- **Task requirements**
Look through the data below and report how many lines include "Μπαλογιάννη". Only the number should be given.

------------------------------------

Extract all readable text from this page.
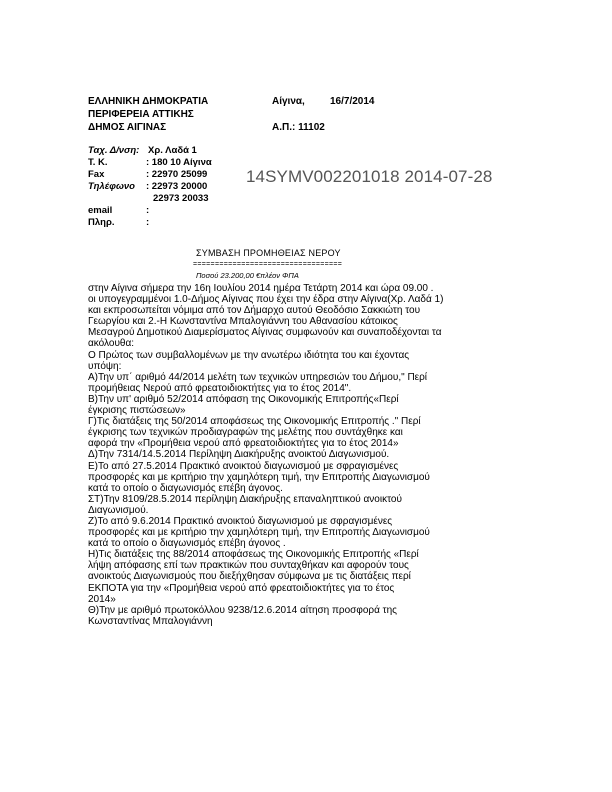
ΕΛΛΗΝΙΚΗ ΔΗΜΟΚΡΑΤΙΑ
ΠΕΡΙΦΕΡΕΙΑ ΑΤΤΙΚΗΣ
ΔΗΜΟΣ ΑΙΓΙΝΑΣ
Αίγινα,	16/7/2014
Α.Π.: 11102
Ταχ. Δ/νση: Χρ. Λαδά 1
Τ. Κ.	: 180 10 Αίγινα
Fax	: 22970 25099
Τηλέφωνο : 22973 20000
22973 20033
email	:
Πληρ.	:
14SYMV002201018 2014-07-28
ΣΥΜΒΑΣΗ ΠΡΟΜΗΘΕΙΑΣ ΝΕΡΟΥ
==================================
Ποσού 23.200,00 €πλέον ΦΠΑ
στην Αίγινα σήμερα την 16η Ιουλίου 2014 ημέρα Τετάρτη 2014 και ώρα 09.00 .
οι υπογεγραμμένοι 1.0-Δήμος Αίγινας που έχει την έδρα στην Αίγινα(Χρ. Λαδά 1)
και εκπροσωπείται νόμιμα από τον Δήμαρχο αυτού Θεοδόσιο Σακκιώτη του
Γεωργίου και 2.-Η Κωνσταντίνα Μπαλογιάννη του Αθανασίου κάτοικος
Μεσαγρού Δημοτικού Διαμερίσματος Αίγινας συμφωνούν και συναποδέχονται τα
ακόλουθα:
Ο Πρώτος των συμβαλλομένων με την ανωτέρω ιδιότητα του και έχοντας
υπόψη:
Α)Την υπ΄ αριθμό 44/2014 μελέτη των τεχνικών υπηρεσιών του Δήμου," Περί
προμήθειας Νερού από φρεατοιδιοκτήτες για το έτος 2014".
Β)Την υπ' αριθμό 52/2014 απόφαση της Οικονομικής Επιτροπής«Περί
έγκρισης πιστώσεων»
Γ)Τις διατάξεις της 50/2014 αποφάσεως της Οικονομικής Επιτροπής ." Περί
έγκρισης των τεχνικών προδιαγραφών της μελέτης που συντάχθηκε και
αφορά την «Προμήθεια νερού από φρεατοιδιοκτήτες για το έτος 2014»
Δ)Την 7314/14.5.2014 Περίληψη Διακήρυξης ανοικτού Διαγωνισμού.
Ε)Το από 27.5.2014 Πρακτικό ανοικτού διαγωνισμού με σφραγισμένες
προσφορές και με κριτήριο την χαμηλότερη τιμή, την Επιτροπής Διαγωνισμού
κατά το οποίο ο διαγωνισμός επέβη άγονος.
ΣΤ)Την 8109/28.5.2014 περίληψη Διακήρυξης επαναληπτικού ανοικτού
Διαγωνισμού.
Ζ)Το από 9.6.2014 Πρακτικό ανοικτού διαγωνισμού με σφραγισμένες
προσφορές και με κριτήριο την χαμηλότερη τιμή, την Επιτροπής Διαγωνισμού
κατά το οποίο ο διαγωνισμός επέβη άγονος .
Η)Τις διατάξεις της 88/2014 αποφάσεως της Οικονομικής Επιτροπής «Περί
λήψη απόφασης επί των πρακτικών που συνταχθήκαν και αφορούν τους
ανοικτούς Διαγωνισμούς που διεξήχθησαν σύμφωνα με τις διατάξεις περί
ΕΚΠΟΤΑ για την «Προμήθεια νερού από φρεατοιδιοκτήτες για το έτος
2014»
Θ)Την με αριθμό πρωτοκόλλου 9238/12.6.2014 αίτηση προσφορά της
Κωνσταντίνας Μπαλογιάννη
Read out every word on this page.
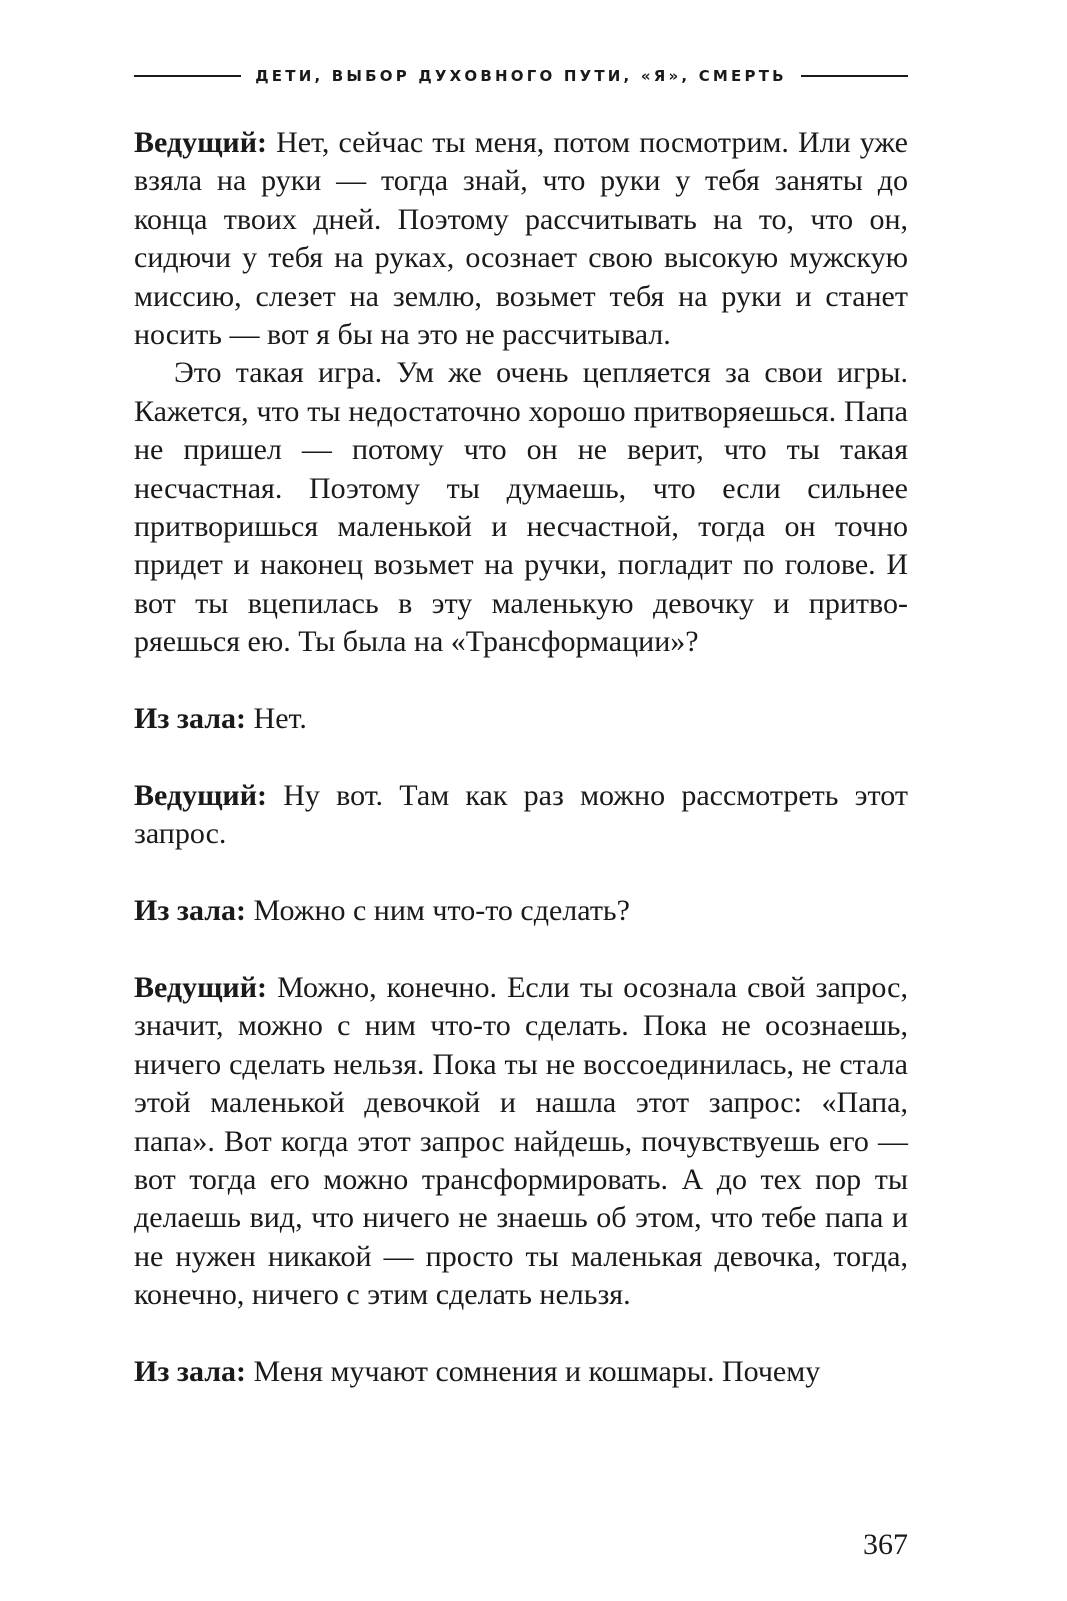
ДЕТИ, ВЫБОР ДУХОВНОГО ПУТИ, «Я», СМЕРТЬ

Ведущий: Нет, сейчас ты меня, потом посмотрим. Или уже взяла на руки — тогда знай, что руки у тебя заняты до конца твоих дней. Поэтому рассчитывать на то, что он, сидючи у тебя на руках, осознает свою высокую мужскую миссию, слезет на землю, возьмет тебя на руки и станет носить — вот я бы на это не рассчитывал.

Это такая игра. Ум же очень цепляется за свои игры. Кажется, что ты недостаточно хорошо притворяешься. Папа не пришел — потому что он не верит, что ты такая несчастная. Поэтому ты думаешь, что если сильнее притворишься маленькой и несчастной, тогда он точно придет и наконец возьмет на ручки, погладит по голове. И вот ты вцепилась в эту маленькую девочку и притворяешься ею. Ты была на «Трансформации»?

Из зала: Нет.

Ведущий: Ну вот. Там как раз можно рассмотреть этот запрос.

Из зала: Можно с ним что-то сделать?

Ведущий: Можно, конечно. Если ты осознала свой запрос, значит, можно с ним что-то сделать. Пока не осознаешь, ничего сделать нельзя. Пока ты не воссоединилась, не стала этой маленькой девочкой и нашла этот запрос: «Папа, папа». Вот когда этот запрос найдешь, почувствуешь его — вот тогда его можно трансформировать. А до тех пор ты делаешь вид, что ничего не знаешь об этом, что тебе папа и не нужен никакой — просто ты маленькая девочка, тогда, конечно, ничего с этим сделать нельзя.

Из зала: Меня мучают сомнения и кошмары. Почему

367
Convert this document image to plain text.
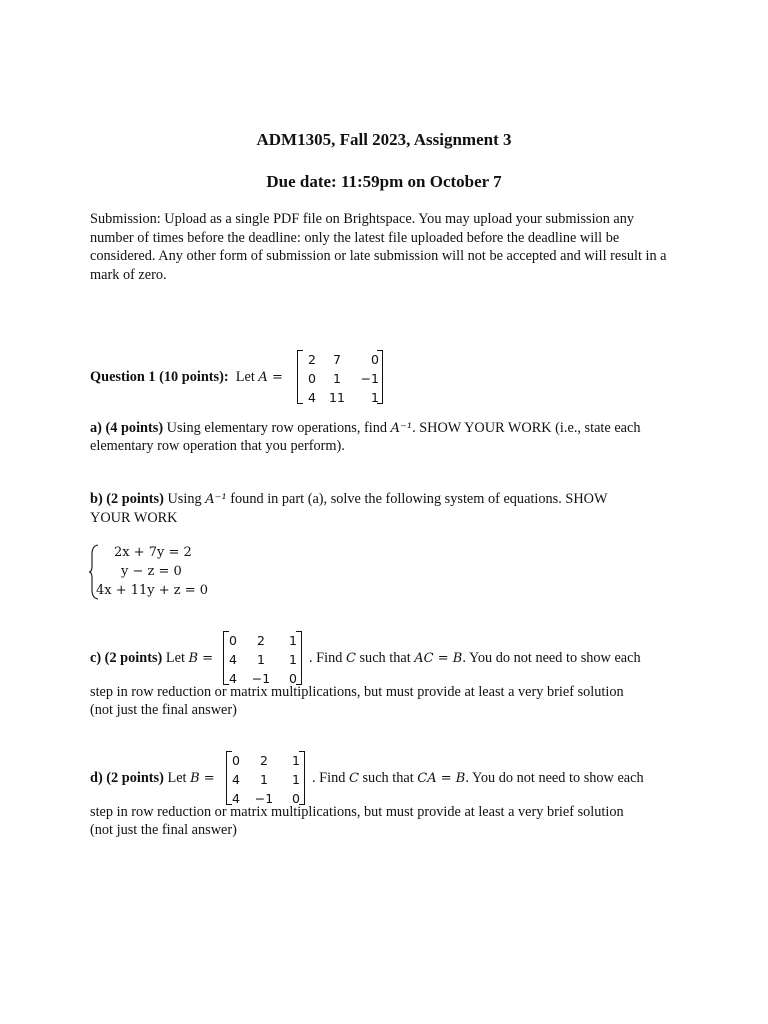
ADM1305, Fall 2023, Assignment 3
Due date: 11:59pm on October 7
Submission: Upload as a single PDF file on Brightspace. You may upload your submission any number of times before the deadline: only the latest file uploaded before the deadline will be considered. Any other form of submission or late submission will not be accepted and will result in a mark of zero.
Question 1 (10 points): Let A =
2	7	0
0	1	−1
4	11	1
a) (4 points) Using elementary row operations, find A⁻¹. SHOW YOUR WORK (i.e., state each
elementary row operation that you perform).
b) (2 points) Using A⁻¹ found in part (a), solve the following system of equations. SHOW
YOUR WORK
2x + 7y = 2
y − z = 0
4x + 11y + z = 0
c) (2 points) Let B =
0	2	1
4	1	1
4	−1	0
. Find C such that AC = B. You do not need to show each
step in row reduction or matrix multiplications, but must provide at least a very brief solution
(not just the final answer)
d) (2 points) Let B =
0	2	1
4	1	1
4	−1	0
. Find C such that CA = B. You do not need to show each
step in row reduction or matrix multiplications, but must provide at least a very brief solution
(not just the final answer)
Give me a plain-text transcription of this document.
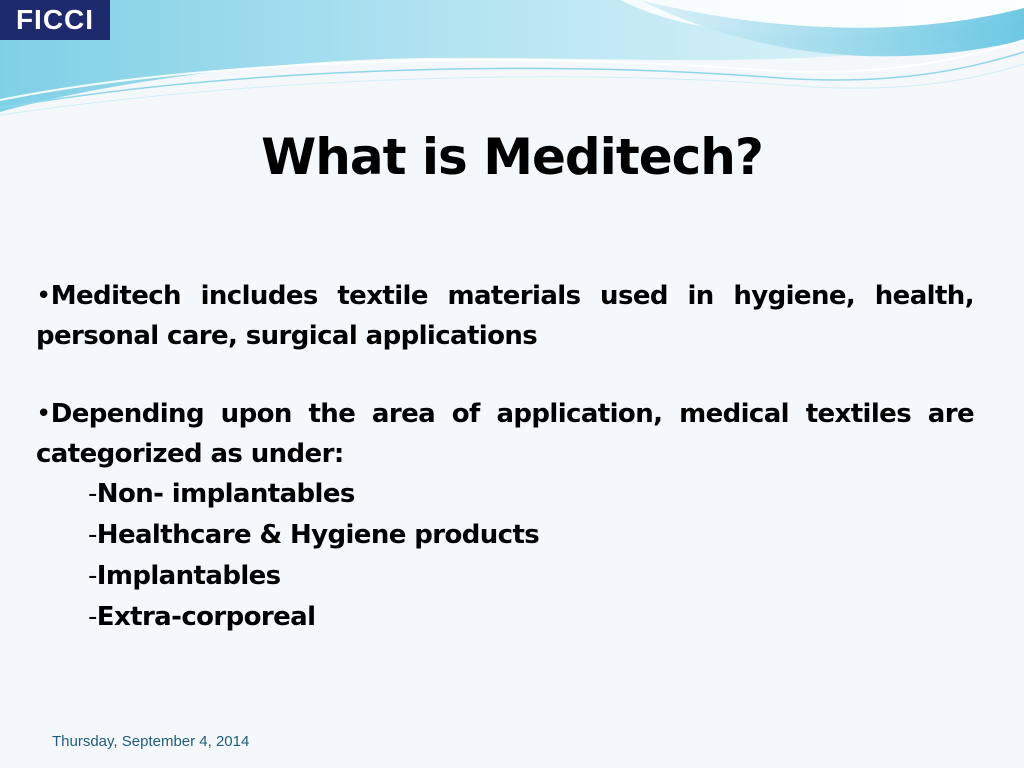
FICCI
What is Meditech?

•Meditech includes textile materials used in hygiene, health, personal care, surgical applications

•Depending upon the area of application, medical textiles are categorized as under:

-Non- implantables
-Healthcare & Hygiene products
-Implantables
-Extra-corporeal
Thursday, September 4, 2014
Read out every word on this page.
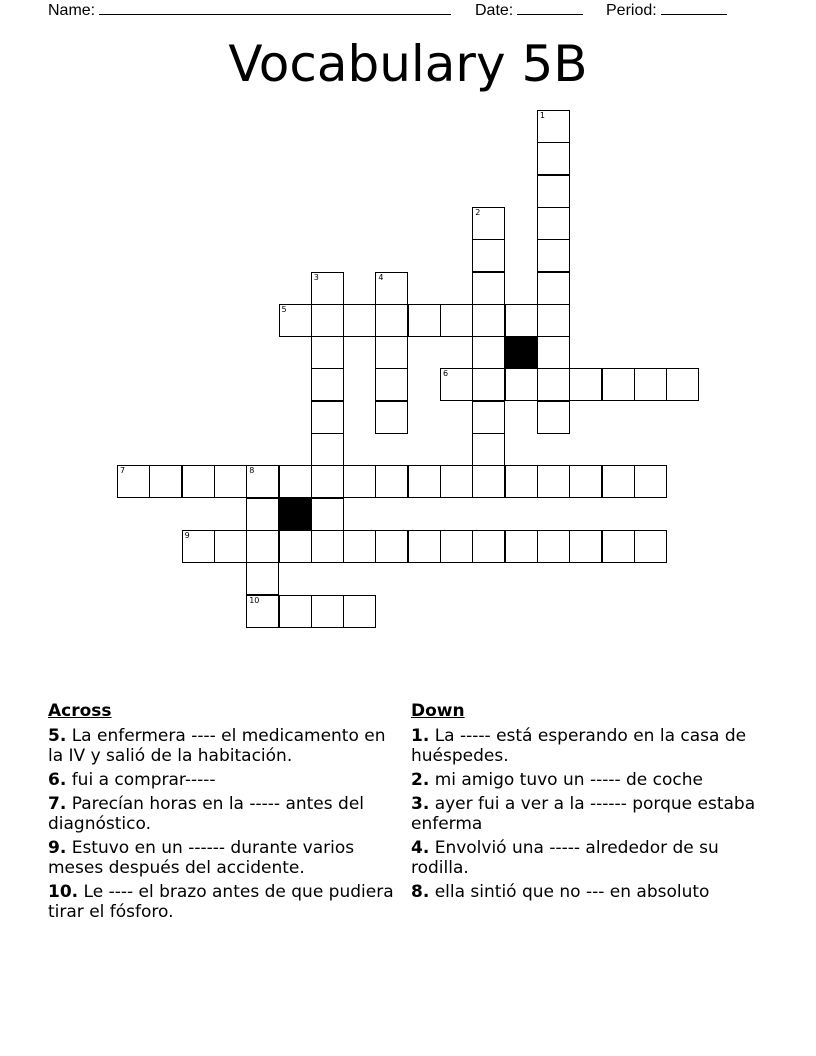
Name:	Date:	Period:
Vocabulary 5B
1
2
3	4
5
6
7	8
10
9
Across
5. La enfermera ---- el medicamento en la IV y salió de la habitación.
6. fui a comprar-----
7. Parecían horas en la ----- antes del diagnóstico.
9. Estuvo en un ------ durante varios meses después del accidente.
10. Le ---- el brazo antes de que pudiera tirar el fósforo.
Down
1. La ----- está esperando en la casa de huéspedes.
2. mi amigo tuvo un ----- de coche
3. ayer fui a ver a la ------ porque estaba enferma
4. Envolvió una ----- alrededor de su rodilla.
8. ella sintió que no --- en absoluto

------------------------------------

- **Written reply**
2